-- Begin --

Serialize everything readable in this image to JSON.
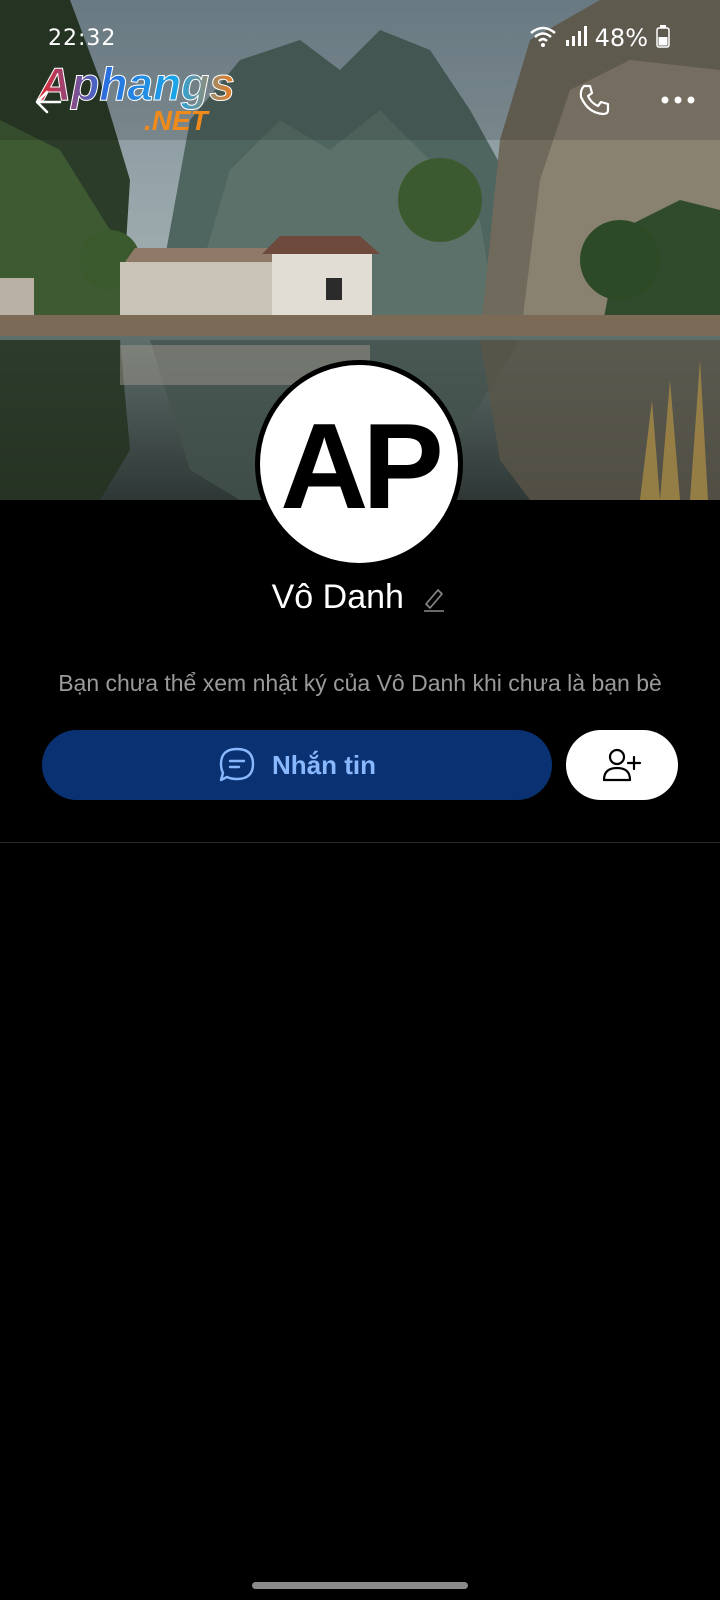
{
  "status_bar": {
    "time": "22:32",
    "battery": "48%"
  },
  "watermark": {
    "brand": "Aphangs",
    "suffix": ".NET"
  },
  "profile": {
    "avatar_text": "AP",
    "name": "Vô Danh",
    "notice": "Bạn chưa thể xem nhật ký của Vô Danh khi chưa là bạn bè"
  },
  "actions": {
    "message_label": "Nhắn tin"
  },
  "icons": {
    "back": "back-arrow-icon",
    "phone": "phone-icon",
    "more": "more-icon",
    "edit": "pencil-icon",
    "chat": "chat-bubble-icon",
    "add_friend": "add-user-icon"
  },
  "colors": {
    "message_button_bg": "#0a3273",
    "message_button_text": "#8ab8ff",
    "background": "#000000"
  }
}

-- End --
-- Begin --

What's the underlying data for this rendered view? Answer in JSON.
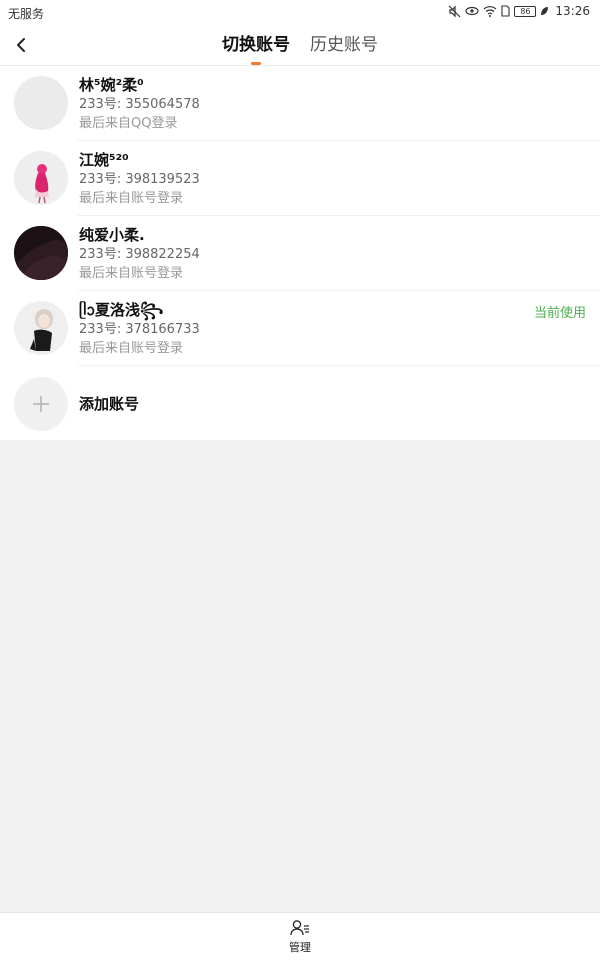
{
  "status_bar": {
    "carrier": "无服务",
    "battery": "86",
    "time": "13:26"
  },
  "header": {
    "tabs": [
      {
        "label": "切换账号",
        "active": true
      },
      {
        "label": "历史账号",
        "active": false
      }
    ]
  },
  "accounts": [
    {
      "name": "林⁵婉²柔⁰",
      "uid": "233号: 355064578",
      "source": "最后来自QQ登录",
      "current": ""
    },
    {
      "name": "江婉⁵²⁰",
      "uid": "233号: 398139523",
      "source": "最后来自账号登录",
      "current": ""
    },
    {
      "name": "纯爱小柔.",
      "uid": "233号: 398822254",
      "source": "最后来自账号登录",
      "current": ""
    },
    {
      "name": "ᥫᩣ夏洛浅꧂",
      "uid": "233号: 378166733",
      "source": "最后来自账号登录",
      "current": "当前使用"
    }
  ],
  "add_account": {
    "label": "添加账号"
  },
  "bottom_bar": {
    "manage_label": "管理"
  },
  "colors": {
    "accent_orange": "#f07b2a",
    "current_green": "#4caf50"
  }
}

-- End --

TASK PROMPT:
Go through the records. Copy each line where "name" appears.

EXPECTED OUTPUT:
    "name": "Vô Danh",
      "name": "林⁵婉²柔⁰",
      "name": "江婉⁵²⁰",
      "name": "纯爱小柔.",
      "name": "ᥫᩣ夏洛浅꧂",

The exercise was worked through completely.